### [Requirement]
Locate the word "JSON" in the data below, then copy every line that holds it.
▼
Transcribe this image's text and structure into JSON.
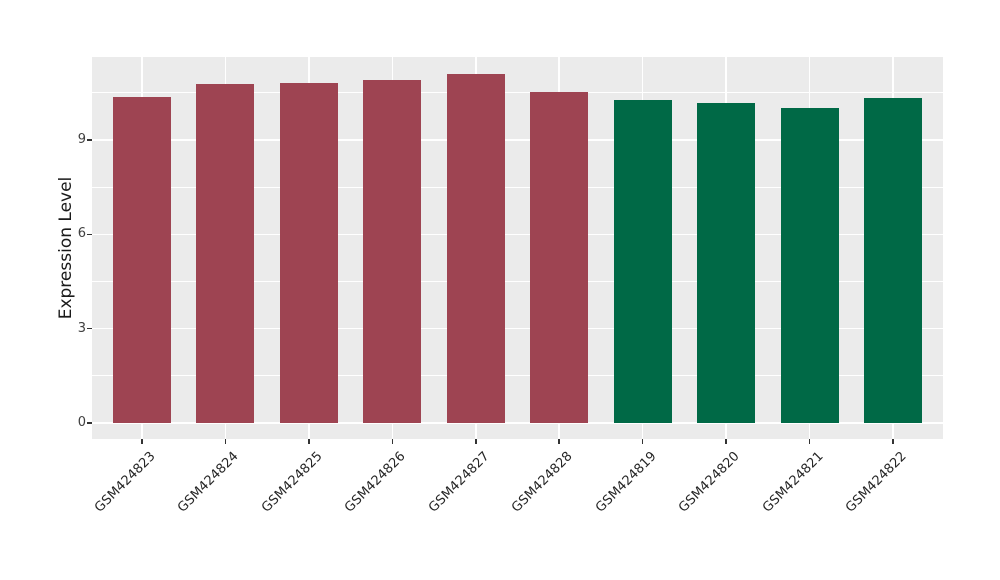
{
  "figure": {
    "background": "#ffffff"
  },
  "chart_data": {
    "type": "bar",
    "title": "",
    "xlabel": "",
    "ylabel": "Expression Level",
    "categories": [
      "GSM424823",
      "GSM424824",
      "GSM424825",
      "GSM424826",
      "GSM424827",
      "GSM424828",
      "GSM424819",
      "GSM424820",
      "GSM424821",
      "GSM424822"
    ],
    "values": [
      10.36,
      10.78,
      10.8,
      10.9,
      11.11,
      10.52,
      10.26,
      10.17,
      10.03,
      10.35
    ],
    "bar_colors": [
      "#9E4452",
      "#9E4452",
      "#9E4452",
      "#9E4452",
      "#9E4452",
      "#9E4452",
      "#006946",
      "#006946",
      "#006946",
      "#006946"
    ],
    "groups": [
      "red-group",
      "red-group",
      "red-group",
      "red-group",
      "red-group",
      "red-group",
      "green-group",
      "green-group",
      "green-group",
      "green-group"
    ],
    "yticks": [
      0,
      3,
      6,
      9
    ],
    "ytick_labels": [
      "0",
      "3",
      "6",
      "9"
    ],
    "y_minor_gridlines": [
      1.5,
      4.5,
      7.5,
      10.5
    ],
    "ylim": [
      -0.51,
      11.64
    ],
    "legend_position": "none",
    "grid": "white major and minor horizontal lines, white vertical lines at category centers",
    "panel_background": "#EBEBEB",
    "grid_color": "#FFFFFF"
  },
  "style": {
    "accent_red": "#9E4452",
    "accent_green": "#006946",
    "panel_bg": "#EBEBEB",
    "grid_color": "#FFFFFF",
    "tick_label_color": "#404040",
    "x_label_color": "#262626",
    "axis_title_color": "#1a1a1a"
  }
}
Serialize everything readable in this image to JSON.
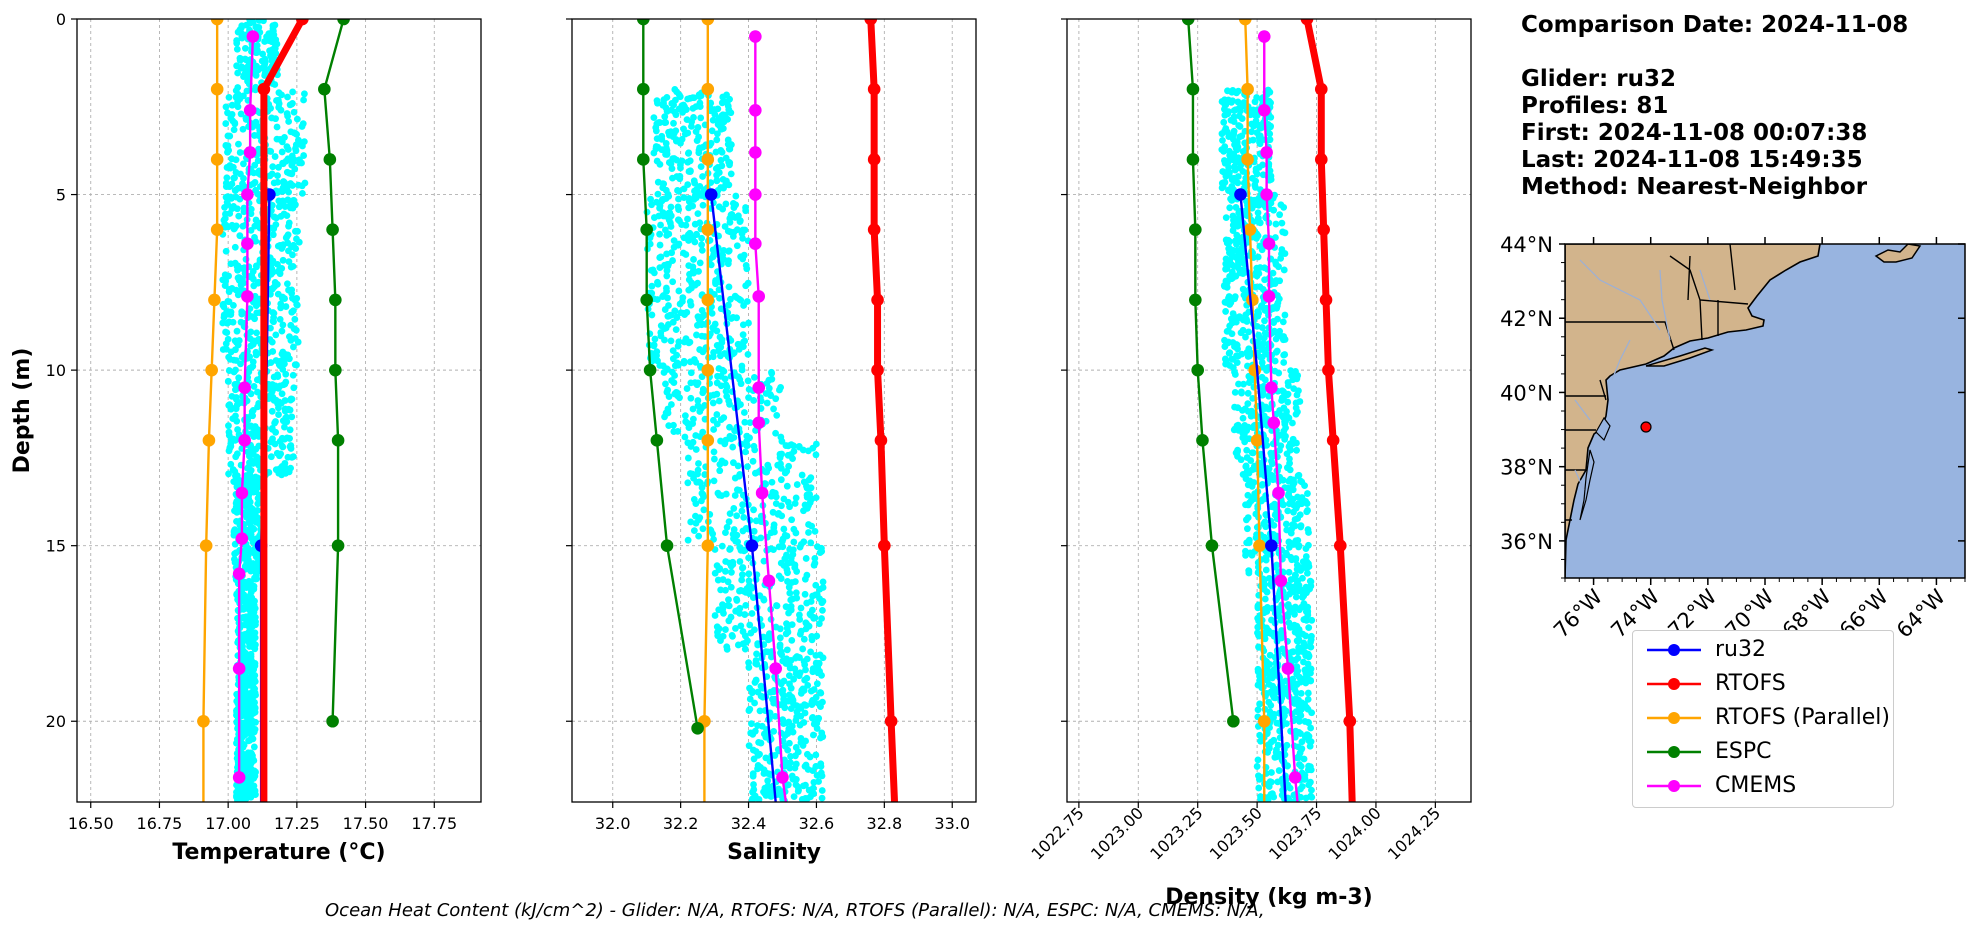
▲
### [Output]
Transcribe this image's text and structure into JSON.
Serialize everything readable in this image to JSON.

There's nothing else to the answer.